▸ **TAREA REQUERIDA A**:
Copia íntegro y sin ninguna alteración el fragmento citado, sobre el piloto que perdió su empleo a mediados de 1973.

▸ **FRAGMENTO CITADO**:
=-=-=-=-=
01 julio 2022

Aquel tiempo recobrado

Hacia mediados de 1973 la aerolínea para la que trabajaba (TAO) suspendió súbitamente sus operaciones y yo, asimismo, perdí inesperadamente mi empleo. Tenía 21 años, lo cual en cierto modo era una ventaja. No había entonces una importante oferta de pilotos, lo que también lo era. Registraba a la sazón una nada despreciable experiencia. Nada común para un muchacho de esa edad, lo malo era que no había vacantes, todas las plazas estaban tomadas. Yo “tenía que volver a volar, no solo para mantenerme vigente, sino porque había asumido un compromiso familiar, el financiamiento de un proyecto especial, y tenía que responder ante los acreedores. Nadie, sin embargo, parecía necesitarme. ¡No lograba conseguir un nuevo empleo!

 

El “hiato vacacional” duró casi seis meses; y yo que creía que con esa exigua, pero quizá, atractiva experiencia podía comerme al mundo… mas, pronto sentí que, en apariencia, era el mundo el que estaba listo para devorarme a mí. Opté entonces por la única alternativa disponible: la fumigación agrícola que en esos años ya tenía gran demanda. Fumigar es un trabajo entretenido, es bien remunerado y constituye una actividad lúdica, pero tiene su contrapartida: es una operación riesgosa porque casi todo el trabajo se conduce a ras del suelo y porque, además, se trabaja lanzando químicos o insecticidas que son venenosos. Las substancias tóxicas van poco a poco, y sutilmente, afectando adversamente la salud del piloto.
=-=-=-=-=
▸ **FILAS DEL LISTADO**:
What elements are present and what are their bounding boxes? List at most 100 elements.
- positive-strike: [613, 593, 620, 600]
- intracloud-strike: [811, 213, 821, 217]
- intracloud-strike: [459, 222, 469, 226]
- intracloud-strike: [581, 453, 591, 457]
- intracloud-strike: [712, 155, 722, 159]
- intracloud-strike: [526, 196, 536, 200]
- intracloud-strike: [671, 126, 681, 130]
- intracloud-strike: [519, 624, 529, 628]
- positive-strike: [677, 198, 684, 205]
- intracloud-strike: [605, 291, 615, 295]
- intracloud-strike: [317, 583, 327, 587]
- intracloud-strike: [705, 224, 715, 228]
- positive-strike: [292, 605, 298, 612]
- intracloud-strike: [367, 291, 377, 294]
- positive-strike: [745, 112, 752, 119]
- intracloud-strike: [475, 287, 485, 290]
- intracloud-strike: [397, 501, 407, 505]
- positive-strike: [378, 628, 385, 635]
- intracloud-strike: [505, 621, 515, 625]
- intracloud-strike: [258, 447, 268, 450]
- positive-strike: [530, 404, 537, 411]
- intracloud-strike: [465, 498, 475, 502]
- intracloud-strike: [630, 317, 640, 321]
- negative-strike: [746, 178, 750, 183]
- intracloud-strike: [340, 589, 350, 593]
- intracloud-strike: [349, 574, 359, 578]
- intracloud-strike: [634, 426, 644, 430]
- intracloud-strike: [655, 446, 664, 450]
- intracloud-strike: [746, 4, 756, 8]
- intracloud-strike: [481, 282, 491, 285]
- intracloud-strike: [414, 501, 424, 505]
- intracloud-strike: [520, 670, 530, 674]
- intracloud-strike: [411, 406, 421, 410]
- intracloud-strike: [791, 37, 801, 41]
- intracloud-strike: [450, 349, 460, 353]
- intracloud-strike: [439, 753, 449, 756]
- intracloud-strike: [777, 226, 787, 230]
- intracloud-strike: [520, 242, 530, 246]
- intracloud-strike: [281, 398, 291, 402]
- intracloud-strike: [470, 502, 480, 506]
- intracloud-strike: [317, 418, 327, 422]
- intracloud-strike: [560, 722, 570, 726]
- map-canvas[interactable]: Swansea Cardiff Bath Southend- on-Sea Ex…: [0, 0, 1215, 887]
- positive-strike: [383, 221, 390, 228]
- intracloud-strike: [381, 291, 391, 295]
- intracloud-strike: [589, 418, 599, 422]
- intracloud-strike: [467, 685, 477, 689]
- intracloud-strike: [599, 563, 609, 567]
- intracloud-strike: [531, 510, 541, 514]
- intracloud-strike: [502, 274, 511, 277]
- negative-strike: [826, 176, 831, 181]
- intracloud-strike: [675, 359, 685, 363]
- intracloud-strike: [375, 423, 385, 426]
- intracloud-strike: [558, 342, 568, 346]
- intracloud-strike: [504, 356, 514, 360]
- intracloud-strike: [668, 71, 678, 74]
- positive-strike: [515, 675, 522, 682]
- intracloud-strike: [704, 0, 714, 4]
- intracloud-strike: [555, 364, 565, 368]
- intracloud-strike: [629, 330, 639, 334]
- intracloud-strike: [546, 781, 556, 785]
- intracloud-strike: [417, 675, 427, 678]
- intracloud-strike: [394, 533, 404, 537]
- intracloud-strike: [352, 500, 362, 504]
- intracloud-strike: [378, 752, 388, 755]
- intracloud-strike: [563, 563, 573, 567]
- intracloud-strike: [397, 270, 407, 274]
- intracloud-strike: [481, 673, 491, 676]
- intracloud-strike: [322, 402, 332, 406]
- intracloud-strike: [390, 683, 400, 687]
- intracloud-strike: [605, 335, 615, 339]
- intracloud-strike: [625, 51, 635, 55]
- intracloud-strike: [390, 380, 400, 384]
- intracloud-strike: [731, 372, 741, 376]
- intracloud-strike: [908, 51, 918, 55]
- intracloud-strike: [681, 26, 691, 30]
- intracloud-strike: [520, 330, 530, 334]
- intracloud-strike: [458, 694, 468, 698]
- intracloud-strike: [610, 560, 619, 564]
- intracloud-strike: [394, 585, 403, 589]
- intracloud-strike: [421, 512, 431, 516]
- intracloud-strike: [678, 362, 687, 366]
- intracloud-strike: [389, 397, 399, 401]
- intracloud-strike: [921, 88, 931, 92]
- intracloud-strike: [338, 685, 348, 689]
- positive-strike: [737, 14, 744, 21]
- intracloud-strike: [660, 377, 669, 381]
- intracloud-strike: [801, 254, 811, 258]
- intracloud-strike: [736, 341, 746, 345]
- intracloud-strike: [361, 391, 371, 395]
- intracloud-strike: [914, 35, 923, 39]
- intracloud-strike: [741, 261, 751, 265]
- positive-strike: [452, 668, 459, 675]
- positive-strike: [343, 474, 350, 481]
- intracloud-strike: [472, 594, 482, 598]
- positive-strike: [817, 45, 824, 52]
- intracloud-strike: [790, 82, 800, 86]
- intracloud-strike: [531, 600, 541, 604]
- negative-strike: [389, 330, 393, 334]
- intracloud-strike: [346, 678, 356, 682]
=-=-=-=-=
▸ **TAREA REQUERIDA B**:
Dispón como lista JSON de cadenas las líneas del listado que van desde su comienzo hasta la línea que contiene "- intracloud-strike: [630, 317, 640, 321]", ambas incluidas. Pon una cadena por línea y omite las líneas en blanco.

▸ **RESPUESTA A**:
01 julio 2022

Aquel tiempo recobrado

Hacia mediados de 1973 la aerolínea para la que trabajaba (TAO) suspendió súbitamente sus operaciones y yo, asimismo, perdí inesperadamente mi empleo. Tenía 21 años, lo cual en cierto modo era una ventaja. No había entonces una importante oferta de pilotos, lo que también lo era. Registraba a la sazón una nada despreciable experiencia. Nada común para un muchacho de esa edad, lo malo era que no había vacantes, todas las plazas estaban tomadas. Yo “tenía que volver a volar, no solo para mantenerme vigente, sino porque había asumido un compromiso familiar, el financiamiento de un proyecto especial, y tenía que responder ante los acreedores. Nadie, sin embargo, parecía necesitarme. ¡No lograba conseguir un nuevo empleo!

 

El “hiato vacacional” duró casi seis meses; y yo que creía que con esa exigua, pero quizá, atractiva experiencia podía comerme al mundo… mas, pronto sentí que, en apariencia, era el mundo el que estaba listo para devorarme a mí. Opté entonces por la única alternativa disponible: la fumigación agrícola que en esos años ya tenía gran demanda. Fumigar es un trabajo entretenido, es bien remunerado y constituye una actividad lúdica, pero tiene su contrapartida: es una operación riesgosa porque casi todo el trabajo se conduce a ras del suelo y porque, además, se trabaja lanzando químicos o insecticidas que son venenosos. Las substancias tóxicas van poco a poco, y sutilmente, afectando adversamente la salud del piloto.

▸ **RESPUESTA B**:
[
  "What elements are present and what are their bounding boxes? List at most 100 elements.",
  "- positive-strike: [613, 593, 620, 600]",
  "- intracloud-strike: [811, 213, 821, 217]",
  "- intracloud-strike: [459, 222, 469, 226]",
  "- intracloud-strike: [581, 453, 591, 457]",
  "- intracloud-strike: [712, 155, 722, 159]",
  "- intracloud-strike: [526, 196, 536, 200]",
  "- intracloud-strike: [671, 126, 681, 130]",
  "- intracloud-strike: [519, 624, 529, 628]",
  "- positive-strike: [677, 198, 684, 205]",
  "- intracloud-strike: [605, 291, 615, 295]",
  "- intracloud-strike: [317, 583, 327, 587]",
  "- intracloud-strike: [705, 224, 715, 228]",
  "- positive-strike: [292, 605, 298, 612]",
  "- intracloud-strike: [367, 291, 377, 294]",
  "- positive-strike: [745, 112, 752, 119]",
  "- intracloud-strike: [475, 287, 485, 290]",
  "- intracloud-strike: [397, 501, 407, 505]",
  "- positive-strike: [378, 628, 385, 635]",
  "- intracloud-strike: [505, 621, 515, 625]",
  "- intracloud-strike: [258, 447, 268, 450]",
  "- positive-strike: [530, 404, 537, 411]",
  "- intracloud-strike: [465, 498, 475, 502]",
  "- intracloud-strike: [630, 317, 640, 321]"
]